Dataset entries
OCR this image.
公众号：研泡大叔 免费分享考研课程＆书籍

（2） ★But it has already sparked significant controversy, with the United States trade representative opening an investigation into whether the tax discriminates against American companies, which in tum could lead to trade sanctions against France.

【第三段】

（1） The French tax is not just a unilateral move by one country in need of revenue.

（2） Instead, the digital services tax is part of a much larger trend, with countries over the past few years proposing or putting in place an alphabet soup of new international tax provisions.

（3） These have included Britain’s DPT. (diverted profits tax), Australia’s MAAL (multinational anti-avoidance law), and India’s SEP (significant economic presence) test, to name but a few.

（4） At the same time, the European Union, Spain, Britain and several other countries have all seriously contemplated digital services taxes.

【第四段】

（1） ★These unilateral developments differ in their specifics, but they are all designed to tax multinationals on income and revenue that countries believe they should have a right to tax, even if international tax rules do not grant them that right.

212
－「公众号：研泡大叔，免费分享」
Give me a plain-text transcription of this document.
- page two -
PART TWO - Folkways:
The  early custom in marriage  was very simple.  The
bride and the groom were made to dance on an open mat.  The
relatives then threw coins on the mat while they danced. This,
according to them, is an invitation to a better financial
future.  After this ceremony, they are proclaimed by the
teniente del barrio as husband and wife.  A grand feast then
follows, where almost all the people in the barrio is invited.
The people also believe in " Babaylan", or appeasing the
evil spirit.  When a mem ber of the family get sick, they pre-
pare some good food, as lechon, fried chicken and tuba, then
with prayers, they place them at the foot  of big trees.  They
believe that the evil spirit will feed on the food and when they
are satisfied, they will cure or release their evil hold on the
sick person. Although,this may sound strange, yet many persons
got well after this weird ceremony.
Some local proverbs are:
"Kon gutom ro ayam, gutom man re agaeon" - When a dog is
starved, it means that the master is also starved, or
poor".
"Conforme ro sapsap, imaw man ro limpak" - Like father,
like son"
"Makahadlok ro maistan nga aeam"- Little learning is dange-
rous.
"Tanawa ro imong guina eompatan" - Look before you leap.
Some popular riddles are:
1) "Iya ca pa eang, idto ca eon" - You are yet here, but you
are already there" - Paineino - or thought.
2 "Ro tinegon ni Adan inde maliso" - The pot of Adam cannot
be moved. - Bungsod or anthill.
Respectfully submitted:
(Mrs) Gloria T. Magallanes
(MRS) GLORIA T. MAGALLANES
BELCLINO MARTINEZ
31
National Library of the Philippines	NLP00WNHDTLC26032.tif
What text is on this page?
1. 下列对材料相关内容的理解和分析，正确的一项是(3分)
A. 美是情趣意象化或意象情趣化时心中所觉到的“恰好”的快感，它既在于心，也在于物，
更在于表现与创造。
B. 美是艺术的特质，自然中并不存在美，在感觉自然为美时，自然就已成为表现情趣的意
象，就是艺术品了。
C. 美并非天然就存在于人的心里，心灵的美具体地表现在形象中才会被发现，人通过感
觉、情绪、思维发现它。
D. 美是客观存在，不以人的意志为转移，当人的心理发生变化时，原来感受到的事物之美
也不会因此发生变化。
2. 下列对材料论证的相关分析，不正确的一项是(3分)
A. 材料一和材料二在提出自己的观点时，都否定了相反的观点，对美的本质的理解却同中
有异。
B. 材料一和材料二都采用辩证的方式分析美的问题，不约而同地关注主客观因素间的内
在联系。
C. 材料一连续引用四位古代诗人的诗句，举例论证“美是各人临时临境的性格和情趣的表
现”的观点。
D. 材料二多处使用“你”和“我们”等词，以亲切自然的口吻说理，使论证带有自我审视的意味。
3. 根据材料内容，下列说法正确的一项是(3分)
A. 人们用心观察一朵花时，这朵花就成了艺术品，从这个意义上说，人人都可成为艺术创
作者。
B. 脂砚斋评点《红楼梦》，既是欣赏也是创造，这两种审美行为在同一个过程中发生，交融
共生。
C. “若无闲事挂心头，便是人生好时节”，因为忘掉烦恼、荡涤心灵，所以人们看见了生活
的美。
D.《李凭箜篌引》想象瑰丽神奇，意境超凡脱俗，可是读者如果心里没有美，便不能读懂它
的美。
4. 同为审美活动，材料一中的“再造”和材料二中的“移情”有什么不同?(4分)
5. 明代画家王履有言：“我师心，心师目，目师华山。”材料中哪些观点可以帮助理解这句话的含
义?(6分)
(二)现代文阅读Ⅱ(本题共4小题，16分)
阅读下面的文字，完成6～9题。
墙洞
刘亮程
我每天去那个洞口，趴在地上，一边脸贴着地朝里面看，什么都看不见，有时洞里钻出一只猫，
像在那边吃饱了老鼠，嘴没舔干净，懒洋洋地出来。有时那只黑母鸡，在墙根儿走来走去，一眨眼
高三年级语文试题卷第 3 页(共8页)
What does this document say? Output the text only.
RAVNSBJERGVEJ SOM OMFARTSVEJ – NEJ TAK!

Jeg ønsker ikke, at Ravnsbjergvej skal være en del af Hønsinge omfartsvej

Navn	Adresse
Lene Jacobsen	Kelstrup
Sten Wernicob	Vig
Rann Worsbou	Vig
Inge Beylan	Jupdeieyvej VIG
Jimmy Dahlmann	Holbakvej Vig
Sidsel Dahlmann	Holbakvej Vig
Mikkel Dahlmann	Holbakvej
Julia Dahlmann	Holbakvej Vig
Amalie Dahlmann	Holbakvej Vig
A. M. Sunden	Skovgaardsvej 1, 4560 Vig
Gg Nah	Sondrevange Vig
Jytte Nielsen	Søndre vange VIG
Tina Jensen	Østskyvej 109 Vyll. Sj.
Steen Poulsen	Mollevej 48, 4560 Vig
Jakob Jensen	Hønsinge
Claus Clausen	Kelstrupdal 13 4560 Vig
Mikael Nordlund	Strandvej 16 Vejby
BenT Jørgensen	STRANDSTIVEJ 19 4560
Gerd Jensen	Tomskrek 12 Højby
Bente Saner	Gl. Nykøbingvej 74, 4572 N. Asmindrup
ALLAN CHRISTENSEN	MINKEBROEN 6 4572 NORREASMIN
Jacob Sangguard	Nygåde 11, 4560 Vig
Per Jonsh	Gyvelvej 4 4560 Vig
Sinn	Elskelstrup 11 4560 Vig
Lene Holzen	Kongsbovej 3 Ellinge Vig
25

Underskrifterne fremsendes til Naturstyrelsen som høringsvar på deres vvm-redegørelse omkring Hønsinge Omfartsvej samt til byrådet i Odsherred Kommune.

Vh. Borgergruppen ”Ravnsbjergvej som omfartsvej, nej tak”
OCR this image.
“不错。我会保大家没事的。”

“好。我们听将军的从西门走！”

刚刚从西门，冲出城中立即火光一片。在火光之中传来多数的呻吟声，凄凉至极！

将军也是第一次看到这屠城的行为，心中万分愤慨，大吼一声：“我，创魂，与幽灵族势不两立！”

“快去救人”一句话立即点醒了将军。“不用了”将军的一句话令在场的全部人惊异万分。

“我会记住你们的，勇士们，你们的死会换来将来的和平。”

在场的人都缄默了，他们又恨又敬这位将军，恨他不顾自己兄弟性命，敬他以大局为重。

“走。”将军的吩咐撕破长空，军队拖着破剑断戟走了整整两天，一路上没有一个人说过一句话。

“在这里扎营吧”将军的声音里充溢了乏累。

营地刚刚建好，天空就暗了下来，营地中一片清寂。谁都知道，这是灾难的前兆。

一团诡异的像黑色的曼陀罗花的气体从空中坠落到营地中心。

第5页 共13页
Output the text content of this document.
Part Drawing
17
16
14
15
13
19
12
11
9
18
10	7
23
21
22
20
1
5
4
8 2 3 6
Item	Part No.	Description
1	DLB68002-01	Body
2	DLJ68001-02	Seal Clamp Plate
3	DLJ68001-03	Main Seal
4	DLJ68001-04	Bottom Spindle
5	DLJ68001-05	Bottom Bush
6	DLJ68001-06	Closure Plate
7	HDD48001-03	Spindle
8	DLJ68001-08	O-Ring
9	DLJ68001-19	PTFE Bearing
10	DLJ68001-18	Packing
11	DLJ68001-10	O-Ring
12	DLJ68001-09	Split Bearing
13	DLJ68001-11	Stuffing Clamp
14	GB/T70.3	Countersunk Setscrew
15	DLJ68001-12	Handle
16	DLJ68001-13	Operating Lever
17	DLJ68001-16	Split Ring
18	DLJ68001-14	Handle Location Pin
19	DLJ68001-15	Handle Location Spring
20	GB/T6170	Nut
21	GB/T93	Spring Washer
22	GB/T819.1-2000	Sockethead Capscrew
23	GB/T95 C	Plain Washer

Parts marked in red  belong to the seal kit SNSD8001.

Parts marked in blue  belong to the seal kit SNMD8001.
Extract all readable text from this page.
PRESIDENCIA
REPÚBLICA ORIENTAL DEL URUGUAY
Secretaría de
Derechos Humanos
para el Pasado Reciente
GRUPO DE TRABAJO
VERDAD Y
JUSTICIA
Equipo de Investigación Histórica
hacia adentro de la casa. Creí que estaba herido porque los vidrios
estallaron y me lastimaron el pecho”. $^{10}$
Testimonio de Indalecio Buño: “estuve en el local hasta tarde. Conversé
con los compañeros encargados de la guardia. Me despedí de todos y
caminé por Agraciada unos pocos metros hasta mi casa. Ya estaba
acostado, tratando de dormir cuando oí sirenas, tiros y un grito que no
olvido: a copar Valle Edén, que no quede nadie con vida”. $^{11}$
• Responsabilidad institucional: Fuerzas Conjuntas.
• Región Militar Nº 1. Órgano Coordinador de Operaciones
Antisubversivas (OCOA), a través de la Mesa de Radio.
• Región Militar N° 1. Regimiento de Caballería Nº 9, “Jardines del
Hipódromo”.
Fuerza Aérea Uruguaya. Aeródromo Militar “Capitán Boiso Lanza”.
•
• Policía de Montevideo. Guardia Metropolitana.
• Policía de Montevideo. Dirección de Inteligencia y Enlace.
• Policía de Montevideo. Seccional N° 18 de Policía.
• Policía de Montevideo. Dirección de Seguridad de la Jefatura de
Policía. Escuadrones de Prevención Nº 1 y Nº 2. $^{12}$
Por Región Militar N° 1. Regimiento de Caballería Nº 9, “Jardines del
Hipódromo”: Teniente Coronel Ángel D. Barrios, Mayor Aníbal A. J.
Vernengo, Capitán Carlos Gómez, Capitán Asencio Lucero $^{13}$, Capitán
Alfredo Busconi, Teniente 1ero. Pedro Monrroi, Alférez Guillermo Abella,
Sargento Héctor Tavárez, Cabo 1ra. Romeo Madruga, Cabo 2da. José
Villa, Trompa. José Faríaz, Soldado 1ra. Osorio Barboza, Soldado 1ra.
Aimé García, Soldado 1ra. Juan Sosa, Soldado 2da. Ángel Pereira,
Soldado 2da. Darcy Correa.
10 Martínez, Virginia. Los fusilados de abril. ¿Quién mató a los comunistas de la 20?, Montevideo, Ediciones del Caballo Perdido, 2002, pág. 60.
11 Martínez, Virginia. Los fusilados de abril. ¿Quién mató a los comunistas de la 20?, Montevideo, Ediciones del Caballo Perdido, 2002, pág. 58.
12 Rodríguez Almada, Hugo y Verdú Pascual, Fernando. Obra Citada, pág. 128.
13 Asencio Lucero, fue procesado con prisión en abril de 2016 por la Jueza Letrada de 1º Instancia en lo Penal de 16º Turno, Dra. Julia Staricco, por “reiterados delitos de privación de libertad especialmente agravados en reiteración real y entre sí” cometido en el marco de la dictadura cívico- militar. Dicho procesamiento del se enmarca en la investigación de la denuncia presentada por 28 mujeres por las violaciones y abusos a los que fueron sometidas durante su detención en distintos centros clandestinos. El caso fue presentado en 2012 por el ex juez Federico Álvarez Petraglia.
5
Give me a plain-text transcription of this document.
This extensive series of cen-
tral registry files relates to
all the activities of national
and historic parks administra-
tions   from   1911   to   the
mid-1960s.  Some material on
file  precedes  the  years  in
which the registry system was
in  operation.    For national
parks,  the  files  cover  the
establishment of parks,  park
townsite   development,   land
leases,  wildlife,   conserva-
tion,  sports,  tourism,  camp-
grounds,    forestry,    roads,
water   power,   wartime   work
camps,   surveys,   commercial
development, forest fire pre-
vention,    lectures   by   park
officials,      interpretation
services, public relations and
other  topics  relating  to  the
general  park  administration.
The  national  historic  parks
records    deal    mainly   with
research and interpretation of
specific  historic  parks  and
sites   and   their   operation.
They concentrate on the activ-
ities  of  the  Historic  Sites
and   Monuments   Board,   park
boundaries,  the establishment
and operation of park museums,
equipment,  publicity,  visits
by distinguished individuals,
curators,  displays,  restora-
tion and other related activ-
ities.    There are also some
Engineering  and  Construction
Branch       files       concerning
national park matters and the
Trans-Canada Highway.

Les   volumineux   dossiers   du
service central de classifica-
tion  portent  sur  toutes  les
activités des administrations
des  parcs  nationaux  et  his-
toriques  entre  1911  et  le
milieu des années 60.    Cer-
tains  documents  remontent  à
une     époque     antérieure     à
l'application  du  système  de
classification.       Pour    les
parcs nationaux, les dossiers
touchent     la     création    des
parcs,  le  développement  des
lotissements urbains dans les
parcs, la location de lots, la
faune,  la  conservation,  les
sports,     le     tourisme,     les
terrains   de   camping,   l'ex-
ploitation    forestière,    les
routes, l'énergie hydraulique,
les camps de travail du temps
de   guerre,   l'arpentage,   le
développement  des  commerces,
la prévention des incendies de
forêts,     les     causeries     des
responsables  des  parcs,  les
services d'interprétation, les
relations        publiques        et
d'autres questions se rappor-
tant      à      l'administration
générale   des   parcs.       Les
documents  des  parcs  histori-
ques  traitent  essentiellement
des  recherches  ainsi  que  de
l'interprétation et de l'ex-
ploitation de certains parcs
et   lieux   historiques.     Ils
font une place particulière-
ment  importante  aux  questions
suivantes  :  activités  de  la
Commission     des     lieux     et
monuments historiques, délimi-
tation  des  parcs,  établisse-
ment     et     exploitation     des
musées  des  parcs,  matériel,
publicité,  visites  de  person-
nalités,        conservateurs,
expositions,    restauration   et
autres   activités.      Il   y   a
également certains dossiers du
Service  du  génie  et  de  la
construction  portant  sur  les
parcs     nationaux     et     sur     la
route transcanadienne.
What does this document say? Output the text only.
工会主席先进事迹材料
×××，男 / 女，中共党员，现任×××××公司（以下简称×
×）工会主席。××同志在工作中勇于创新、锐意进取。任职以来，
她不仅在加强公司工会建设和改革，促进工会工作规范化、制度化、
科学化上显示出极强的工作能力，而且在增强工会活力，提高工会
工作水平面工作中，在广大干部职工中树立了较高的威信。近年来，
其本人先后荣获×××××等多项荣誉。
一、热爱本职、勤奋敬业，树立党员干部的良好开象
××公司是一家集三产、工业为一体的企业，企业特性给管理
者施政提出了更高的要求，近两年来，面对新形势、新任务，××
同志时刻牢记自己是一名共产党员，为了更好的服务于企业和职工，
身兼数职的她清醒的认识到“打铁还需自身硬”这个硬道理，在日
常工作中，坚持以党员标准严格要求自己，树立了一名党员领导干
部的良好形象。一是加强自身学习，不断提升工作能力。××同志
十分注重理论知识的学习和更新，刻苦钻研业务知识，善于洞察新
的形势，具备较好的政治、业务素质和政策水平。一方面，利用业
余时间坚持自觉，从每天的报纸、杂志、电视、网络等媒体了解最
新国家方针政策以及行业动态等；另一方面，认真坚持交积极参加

▶ [THE REQUEST]: Collect each line holding the string "that".

▶ [TASK ANSWER]:
（1） ★These unilateral developments differ in their specifics, but they are all designed to tax multinationals on income and revenue that countries believe they should have a right to tax, even if international tax rules do not grant them that right.
believe that the evil spirit will feed on the food and when they
starved, it means that the master is also starved, or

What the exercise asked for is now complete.